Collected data
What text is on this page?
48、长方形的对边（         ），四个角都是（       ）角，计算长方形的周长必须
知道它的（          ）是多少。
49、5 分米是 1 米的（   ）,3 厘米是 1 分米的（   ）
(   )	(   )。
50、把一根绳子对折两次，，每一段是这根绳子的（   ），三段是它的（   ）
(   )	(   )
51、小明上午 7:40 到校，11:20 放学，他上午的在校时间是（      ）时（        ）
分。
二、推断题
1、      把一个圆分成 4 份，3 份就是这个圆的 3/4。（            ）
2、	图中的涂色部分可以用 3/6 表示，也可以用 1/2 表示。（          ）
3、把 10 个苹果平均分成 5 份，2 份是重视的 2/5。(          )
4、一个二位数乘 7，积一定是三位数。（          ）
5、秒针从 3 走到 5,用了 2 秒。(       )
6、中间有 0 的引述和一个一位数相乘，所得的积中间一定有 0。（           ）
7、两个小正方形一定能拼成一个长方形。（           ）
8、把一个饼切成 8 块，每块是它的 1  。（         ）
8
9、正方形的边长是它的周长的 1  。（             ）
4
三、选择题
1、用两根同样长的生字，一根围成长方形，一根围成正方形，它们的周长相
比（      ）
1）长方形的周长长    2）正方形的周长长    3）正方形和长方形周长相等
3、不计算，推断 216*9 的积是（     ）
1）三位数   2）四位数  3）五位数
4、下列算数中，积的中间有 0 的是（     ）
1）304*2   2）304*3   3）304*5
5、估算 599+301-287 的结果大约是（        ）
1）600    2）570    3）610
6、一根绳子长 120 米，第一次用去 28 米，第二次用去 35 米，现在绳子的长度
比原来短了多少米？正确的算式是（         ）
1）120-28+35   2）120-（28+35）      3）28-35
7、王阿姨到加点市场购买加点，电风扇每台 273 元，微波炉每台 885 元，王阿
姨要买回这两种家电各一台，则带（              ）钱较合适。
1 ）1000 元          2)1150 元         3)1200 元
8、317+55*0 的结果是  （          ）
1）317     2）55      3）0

Given instruction:
Recopy the entries above exactly, with every line included.

Solution to this problem:
What text is on this page?
48、长方形的对边（         ），四个角都是（       ）角，计算长方形的周长必须
知道它的（          ）是多少。
49、5 分米是 1 米的（   ）,3 厘米是 1 分米的（   ）
(   )	(   )。
50、把一根绳子对折两次，，每一段是这根绳子的（   ），三段是它的（   ）
(   )	(   )
51、小明上午 7:40 到校，11:20 放学，他上午的在校时间是（      ）时（        ）
分。
二、推断题
1、      把一个圆分成 4 份，3 份就是这个圆的 3/4。（            ）
2、	图中的涂色部分可以用 3/6 表示，也可以用 1/2 表示。（          ）
3、把 10 个苹果平均分成 5 份，2 份是重视的 2/5。(          )
4、一个二位数乘 7，积一定是三位数。（          ）
5、秒针从 3 走到 5,用了 2 秒。(       )
6、中间有 0 的引述和一个一位数相乘，所得的积中间一定有 0。（           ）
7、两个小正方形一定能拼成一个长方形。（           ）
8、把一个饼切成 8 块，每块是它的 1  。（         ）
8
9、正方形的边长是它的周长的 1  。（             ）
4
三、选择题
1、用两根同样长的生字，一根围成长方形，一根围成正方形，它们的周长相
比（      ）
1）长方形的周长长    2）正方形的周长长    3）正方形和长方形周长相等
3、不计算，推断 216*9 的积是（     ）
1）三位数   2）四位数  3）五位数
4、下列算数中，积的中间有 0 的是（     ）
1）304*2   2）304*3   3）304*5
5、估算 599+301-287 的结果大约是（        ）
1）600    2）570    3）610
6、一根绳子长 120 米，第一次用去 28 米，第二次用去 35 米，现在绳子的长度
比原来短了多少米？正确的算式是（         ）
1）120-28+35   2）120-（28+35）      3）28-35
7、王阿姨到加点市场购买加点，电风扇每台 273 元，微波炉每台 885 元，王阿
姨要买回这两种家电各一台，则带（              ）钱较合适。
1 ）1000 元          2)1150 元         3)1200 元
8、317+55*0 的结果是  （          ）
1）317     2）55      3）0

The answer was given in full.